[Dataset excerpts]
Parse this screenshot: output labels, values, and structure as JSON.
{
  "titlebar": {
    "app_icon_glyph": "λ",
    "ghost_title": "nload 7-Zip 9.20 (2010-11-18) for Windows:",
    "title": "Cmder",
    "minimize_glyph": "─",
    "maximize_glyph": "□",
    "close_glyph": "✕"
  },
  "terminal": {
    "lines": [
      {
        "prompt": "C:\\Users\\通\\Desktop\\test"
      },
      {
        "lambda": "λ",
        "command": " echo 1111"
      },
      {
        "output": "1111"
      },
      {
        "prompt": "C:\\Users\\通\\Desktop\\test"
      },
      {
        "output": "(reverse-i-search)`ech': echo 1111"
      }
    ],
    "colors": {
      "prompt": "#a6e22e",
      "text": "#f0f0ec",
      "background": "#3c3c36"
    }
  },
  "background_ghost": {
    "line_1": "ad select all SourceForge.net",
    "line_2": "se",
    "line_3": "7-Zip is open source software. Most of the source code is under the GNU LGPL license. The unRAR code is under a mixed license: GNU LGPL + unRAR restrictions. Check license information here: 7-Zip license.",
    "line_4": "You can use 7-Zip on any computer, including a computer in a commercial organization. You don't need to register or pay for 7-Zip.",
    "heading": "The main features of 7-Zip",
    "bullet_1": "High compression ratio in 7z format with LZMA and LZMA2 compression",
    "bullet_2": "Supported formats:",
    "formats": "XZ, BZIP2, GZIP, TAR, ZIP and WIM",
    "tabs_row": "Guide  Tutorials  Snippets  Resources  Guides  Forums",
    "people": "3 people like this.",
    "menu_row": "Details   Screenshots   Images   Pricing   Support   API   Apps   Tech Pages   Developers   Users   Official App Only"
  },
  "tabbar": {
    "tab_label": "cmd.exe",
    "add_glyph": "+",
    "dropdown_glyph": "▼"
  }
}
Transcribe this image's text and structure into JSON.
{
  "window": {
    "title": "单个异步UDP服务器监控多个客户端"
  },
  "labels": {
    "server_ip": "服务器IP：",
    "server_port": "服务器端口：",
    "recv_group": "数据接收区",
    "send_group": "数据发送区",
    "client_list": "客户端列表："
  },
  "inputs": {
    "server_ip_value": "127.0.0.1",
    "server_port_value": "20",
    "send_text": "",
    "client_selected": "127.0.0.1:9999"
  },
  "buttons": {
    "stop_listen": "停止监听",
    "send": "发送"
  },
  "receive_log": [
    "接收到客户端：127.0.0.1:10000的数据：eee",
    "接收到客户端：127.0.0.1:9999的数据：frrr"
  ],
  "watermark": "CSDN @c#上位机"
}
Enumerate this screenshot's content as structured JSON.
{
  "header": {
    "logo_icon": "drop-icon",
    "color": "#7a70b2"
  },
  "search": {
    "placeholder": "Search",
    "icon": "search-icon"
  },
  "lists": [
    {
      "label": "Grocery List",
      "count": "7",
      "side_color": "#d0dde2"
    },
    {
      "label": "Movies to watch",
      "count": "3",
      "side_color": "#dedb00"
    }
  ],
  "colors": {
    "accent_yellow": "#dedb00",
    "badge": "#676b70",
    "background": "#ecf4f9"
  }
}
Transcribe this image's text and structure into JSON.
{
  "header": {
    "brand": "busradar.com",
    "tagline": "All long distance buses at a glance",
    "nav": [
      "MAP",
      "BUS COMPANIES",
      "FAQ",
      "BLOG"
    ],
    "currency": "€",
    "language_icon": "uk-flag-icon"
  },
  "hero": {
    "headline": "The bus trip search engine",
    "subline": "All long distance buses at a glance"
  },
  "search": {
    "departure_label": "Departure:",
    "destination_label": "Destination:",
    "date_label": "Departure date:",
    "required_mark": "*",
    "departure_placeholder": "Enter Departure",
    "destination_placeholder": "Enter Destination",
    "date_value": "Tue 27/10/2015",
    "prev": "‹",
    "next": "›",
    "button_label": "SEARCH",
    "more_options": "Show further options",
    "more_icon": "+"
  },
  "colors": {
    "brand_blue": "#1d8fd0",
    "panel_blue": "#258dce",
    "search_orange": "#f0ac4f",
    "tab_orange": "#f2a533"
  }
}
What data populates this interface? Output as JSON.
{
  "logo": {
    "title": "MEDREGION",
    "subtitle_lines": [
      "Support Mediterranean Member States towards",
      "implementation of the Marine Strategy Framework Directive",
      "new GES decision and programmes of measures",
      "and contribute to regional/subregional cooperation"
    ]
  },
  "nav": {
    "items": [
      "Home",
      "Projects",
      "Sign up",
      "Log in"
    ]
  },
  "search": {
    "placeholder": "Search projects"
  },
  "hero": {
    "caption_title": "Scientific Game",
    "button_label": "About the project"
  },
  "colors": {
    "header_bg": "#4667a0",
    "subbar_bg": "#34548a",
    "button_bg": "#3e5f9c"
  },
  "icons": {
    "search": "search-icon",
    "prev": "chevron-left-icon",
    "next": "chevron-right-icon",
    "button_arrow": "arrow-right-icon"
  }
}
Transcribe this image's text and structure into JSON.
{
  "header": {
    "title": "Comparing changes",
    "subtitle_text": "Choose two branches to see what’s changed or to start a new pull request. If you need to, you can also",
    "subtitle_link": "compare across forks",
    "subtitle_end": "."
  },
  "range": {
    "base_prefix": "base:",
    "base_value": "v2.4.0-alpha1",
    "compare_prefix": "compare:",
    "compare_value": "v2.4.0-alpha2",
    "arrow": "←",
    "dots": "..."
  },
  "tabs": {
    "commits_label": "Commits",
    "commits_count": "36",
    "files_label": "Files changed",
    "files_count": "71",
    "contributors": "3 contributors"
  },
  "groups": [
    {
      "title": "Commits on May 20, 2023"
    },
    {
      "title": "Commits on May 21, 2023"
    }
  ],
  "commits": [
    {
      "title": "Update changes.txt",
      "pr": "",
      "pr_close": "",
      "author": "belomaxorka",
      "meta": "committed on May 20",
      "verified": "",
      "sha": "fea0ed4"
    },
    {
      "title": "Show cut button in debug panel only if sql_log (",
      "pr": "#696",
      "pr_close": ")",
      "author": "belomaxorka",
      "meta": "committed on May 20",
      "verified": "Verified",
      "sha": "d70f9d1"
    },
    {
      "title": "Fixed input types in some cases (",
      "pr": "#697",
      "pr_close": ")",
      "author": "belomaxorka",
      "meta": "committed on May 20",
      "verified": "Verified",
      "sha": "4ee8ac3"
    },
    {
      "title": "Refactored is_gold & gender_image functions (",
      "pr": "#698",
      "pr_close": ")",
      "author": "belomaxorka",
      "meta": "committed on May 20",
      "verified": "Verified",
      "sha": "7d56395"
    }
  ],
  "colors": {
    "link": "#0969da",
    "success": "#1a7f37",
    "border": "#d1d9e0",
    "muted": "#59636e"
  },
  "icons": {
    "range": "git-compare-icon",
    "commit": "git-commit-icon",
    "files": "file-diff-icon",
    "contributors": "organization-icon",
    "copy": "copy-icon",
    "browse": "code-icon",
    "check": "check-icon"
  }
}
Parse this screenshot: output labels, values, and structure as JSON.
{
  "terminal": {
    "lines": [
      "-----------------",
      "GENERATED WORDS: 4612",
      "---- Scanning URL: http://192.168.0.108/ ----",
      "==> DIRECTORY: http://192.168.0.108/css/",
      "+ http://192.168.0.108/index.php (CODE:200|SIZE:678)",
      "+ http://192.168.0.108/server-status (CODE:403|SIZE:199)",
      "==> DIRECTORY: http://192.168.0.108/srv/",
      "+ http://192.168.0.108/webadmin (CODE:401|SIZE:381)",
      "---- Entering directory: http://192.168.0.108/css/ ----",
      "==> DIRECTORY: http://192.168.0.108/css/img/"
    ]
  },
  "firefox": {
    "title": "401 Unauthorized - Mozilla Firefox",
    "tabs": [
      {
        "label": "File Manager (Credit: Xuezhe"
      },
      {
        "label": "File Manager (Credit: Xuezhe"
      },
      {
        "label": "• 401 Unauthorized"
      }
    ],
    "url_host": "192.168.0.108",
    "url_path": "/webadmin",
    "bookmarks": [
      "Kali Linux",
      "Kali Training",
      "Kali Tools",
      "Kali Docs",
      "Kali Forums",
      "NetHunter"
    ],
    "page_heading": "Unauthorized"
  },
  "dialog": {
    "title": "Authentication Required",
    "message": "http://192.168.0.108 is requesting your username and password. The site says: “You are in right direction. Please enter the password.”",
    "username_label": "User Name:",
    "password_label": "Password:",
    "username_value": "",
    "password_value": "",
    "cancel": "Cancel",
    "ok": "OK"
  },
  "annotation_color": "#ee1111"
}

§ Work instructions
Scan the listing above for the word "Destination" and show each line where it is found.

§ Answer for the task
    "destination_label": "Destination:",
    "destination_placeholder": "Enter Destination",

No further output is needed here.